**Exercise**:
Reproduce the lines below verbatim, omitting the pictures from the output.

**Information provided**:
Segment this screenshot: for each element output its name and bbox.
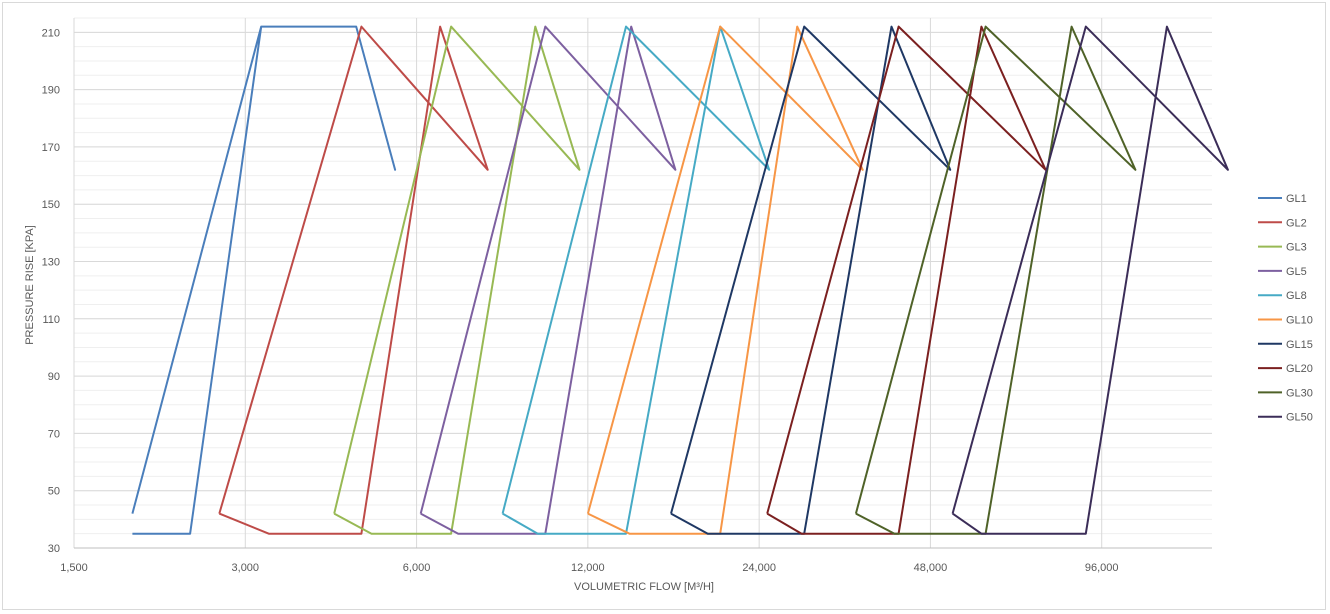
series-line-gl8 — [501, 25, 771, 535]
y-tick-label: 170 — [42, 142, 60, 154]
legend-label-gl20: GL20 — [1286, 363, 1313, 375]
legend-label-gl30: GL30 — [1286, 387, 1313, 399]
series-line-gl1 — [131, 25, 397, 535]
series-line-gl10 — [586, 25, 864, 535]
legend-label-gl5: GL5 — [1286, 266, 1307, 278]
legend-label-gl3: GL3 — [1286, 242, 1307, 254]
legend-label-gl10: GL10 — [1286, 315, 1313, 327]
legend-label-gl50: GL50 — [1286, 412, 1313, 424]
legend: GL1 GL2 GL3 GL5 GL8 GL10 GL15 GL20 GL30 GL50 — [1258, 193, 1313, 424]
y-tick-label: 130 — [42, 257, 60, 269]
x-tick-label: 3,000 — [232, 562, 260, 574]
axes: 30 50 70 90 110 130 150 170 190 210 1,500 3,000 6,00… — [42, 27, 1212, 574]
legend-label-gl2: GL2 — [1286, 217, 1307, 229]
x-tick-label: 96,000 — [1085, 562, 1119, 574]
y-tick-label: 190 — [42, 85, 60, 97]
x-tick-label: 48,000 — [914, 562, 948, 574]
series-line-gl30 — [854, 25, 1137, 535]
legend-label-gl1: GL1 — [1286, 193, 1307, 205]
x-tick-label: 1,500 — [60, 562, 88, 574]
series-line-gl50 — [951, 25, 1229, 535]
series-line-gl20 — [766, 25, 1047, 535]
x-axis-title: VOLUMETRIC FLOW [M³/H] — [574, 581, 714, 593]
legend-label-gl15: GL15 — [1286, 339, 1313, 351]
y-tick-label: 50 — [48, 486, 60, 498]
series-layer — [131, 25, 1229, 535]
legend-label-gl8: GL8 — [1286, 290, 1307, 302]
y-tick-label: 70 — [48, 428, 60, 440]
series-line-gl15 — [670, 25, 952, 535]
y-tick-label: 30 — [48, 543, 60, 555]
y-tick-label: 90 — [48, 371, 60, 383]
series-line-gl5 — [419, 25, 677, 535]
y-tick-label: 210 — [42, 27, 60, 39]
grid-lines — [73, 17, 1212, 549]
y-axis-title: PRESSURE RISE [KPA] — [24, 225, 36, 345]
x-tick-label: 12,000 — [571, 562, 605, 574]
y-tick-label: 110 — [42, 314, 60, 326]
series-line-gl2 — [218, 25, 489, 535]
x-tick-label: 24,000 — [742, 562, 776, 574]
series-line-gl3 — [333, 25, 581, 535]
x-tick-label: 6,000 — [403, 562, 431, 574]
y-tick-label: 150 — [42, 199, 60, 211]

**Final result**:
Segment this screenshot: for each element output its name and bbox.
series-line-gl8 — [501, 25, 771, 535]
y-tick-label: 170 — [42, 142, 60, 154]
legend-label-gl20: GL20 — [1286, 363, 1313, 375]
legend-label-gl30: GL30 — [1286, 387, 1313, 399]
series-line-gl1 — [131, 25, 397, 535]
series-line-gl10 — [586, 25, 864, 535]
legend-label-gl5: GL5 — [1286, 266, 1307, 278]
legend-label-gl3: GL3 — [1286, 242, 1307, 254]
legend-label-gl10: GL10 — [1286, 315, 1313, 327]
legend-label-gl50: GL50 — [1286, 412, 1313, 424]
legend: GL1 GL2 GL3 GL5 GL8 GL10 GL15 GL20 GL30 GL50 — [1258, 193, 1313, 424]
y-tick-label: 130 — [42, 257, 60, 269]
x-tick-label: 3,000 — [232, 562, 260, 574]
axes: 30 50 70 90 110 130 150 170 190 210 1,500 3,000 6,00… — [42, 27, 1212, 574]
legend-label-gl2: GL2 — [1286, 217, 1307, 229]
x-tick-label: 96,000 — [1085, 562, 1119, 574]
y-tick-label: 190 — [42, 85, 60, 97]
x-tick-label: 48,000 — [914, 562, 948, 574]
series-line-gl30 — [854, 25, 1137, 535]
legend-label-gl1: GL1 — [1286, 193, 1307, 205]
x-tick-label: 1,500 — [60, 562, 88, 574]
series-line-gl50 — [951, 25, 1229, 535]
series-line-gl20 — [766, 25, 1047, 535]
x-axis-title: VOLUMETRIC FLOW [M³/H] — [574, 581, 714, 593]
legend-label-gl15: GL15 — [1286, 339, 1313, 351]
y-tick-label: 50 — [48, 486, 60, 498]
series-layer — [131, 25, 1229, 535]
legend-label-gl8: GL8 — [1286, 290, 1307, 302]
y-tick-label: 70 — [48, 428, 60, 440]
series-line-gl15 — [670, 25, 952, 535]
y-tick-label: 30 — [48, 543, 60, 555]
y-tick-label: 90 — [48, 371, 60, 383]
series-line-gl5 — [419, 25, 677, 535]
y-tick-label: 210 — [42, 27, 60, 39]
grid-lines — [73, 17, 1212, 549]
y-axis-title: PRESSURE RISE [KPA] — [24, 225, 36, 345]
x-tick-label: 12,000 — [571, 562, 605, 574]
y-tick-label: 110 — [42, 314, 60, 326]
series-line-gl2 — [218, 25, 489, 535]
x-tick-label: 24,000 — [742, 562, 776, 574]
series-line-gl3 — [333, 25, 581, 535]
x-tick-label: 6,000 — [403, 562, 431, 574]
y-tick-label: 150 — [42, 199, 60, 211]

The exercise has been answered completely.